> [Selected passage]:
^^^^^^^^^^^^^^^^
Whenever we meet with our financial advisor, I feel like I've just taken a crash course in Econ 201 again.

Ok, this is the point where I feel like I have to apologize for having a financial advisor. No, I don't have millions, only a desire to stop working before I'm 70. Of course, husband fully intends to croak in the show ring at the Ohio State Fair some day.

Back to economics...

So our financial advisor is explaining to us the benefit of our new strategy, called active management where we have our small investments managed like a big fund, with experts moving our money around from stocks to gold, to under his mattress, to back into small cap stocks, to Bernie Madoff (luckily we didn't get to that step).

We are having this in-depth financial discussion at our dining room table, which is very convenient except for the fact that our small children also have access to the dining room.

Our three-year-old daughter races in and skids to a stop. She is wearing a marker-stained OSU cheerleader outfit. She stares at the financial advisor, a very nice man who wears a tie, and finally says are you the pizza man?

We shoo her out and proceed to discuss the status of my 401K rollover, and how many millions of today's dollars we'll need to save just to keep ourselves affording Depends, Pepsi two-liters and State Fair passes.

Our four-year-old son marches in and stage whispers to my husband Ryan says that's the pizza man. Disbelieving his father, he says loudly to me, Is that the pizza man?

By now our financial advisor is ready to have us sign some forms and discuss our contribution to Roth IRAs (or something), when our son returns. Naked from the waist down.

He streaks through the dining room, forgets his pants and then streaks back through to get them.

After we had given our financial advisor a detailed peek at the family assets and accused him of working in food service, we sent him on his way.

A few years ago we would have been mortified by this whole experience. But as veteran parents, we simply tossed our son a pair of undies and finished our pizza.
^^^^^^^^^^^^^^^^
> [Dataset content]:
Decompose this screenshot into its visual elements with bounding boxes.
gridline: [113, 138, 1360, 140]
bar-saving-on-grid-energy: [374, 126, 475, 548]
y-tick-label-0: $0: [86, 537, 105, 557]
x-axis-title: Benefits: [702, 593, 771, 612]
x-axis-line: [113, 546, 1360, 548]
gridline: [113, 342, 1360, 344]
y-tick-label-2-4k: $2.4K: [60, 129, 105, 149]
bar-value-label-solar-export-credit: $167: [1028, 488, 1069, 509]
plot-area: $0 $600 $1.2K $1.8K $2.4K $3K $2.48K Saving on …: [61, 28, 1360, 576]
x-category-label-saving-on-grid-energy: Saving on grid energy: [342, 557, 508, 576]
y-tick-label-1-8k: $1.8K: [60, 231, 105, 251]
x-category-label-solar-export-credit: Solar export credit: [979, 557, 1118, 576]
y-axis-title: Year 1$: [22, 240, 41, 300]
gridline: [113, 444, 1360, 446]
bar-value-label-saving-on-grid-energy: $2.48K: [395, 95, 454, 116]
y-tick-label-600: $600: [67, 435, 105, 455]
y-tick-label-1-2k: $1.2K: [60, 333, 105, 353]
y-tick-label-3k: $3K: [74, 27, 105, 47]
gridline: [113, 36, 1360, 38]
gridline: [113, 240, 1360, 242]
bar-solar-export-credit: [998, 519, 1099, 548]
^^^^^^^^^^^^^^^^
> [What you will do]:
Using the passage about the meeting with the financial advisor, answer each question briefly.
1. What is the new investment strategy the advisor explains called?
2. What is the three-year-old daughter wearing when she races in?
3. Where are the parents and the advisor holding their financial discussion?

> [Correct answer]:
1. Active management
2. A marker-stained OSU cheerleader outfit
3. At their dining room table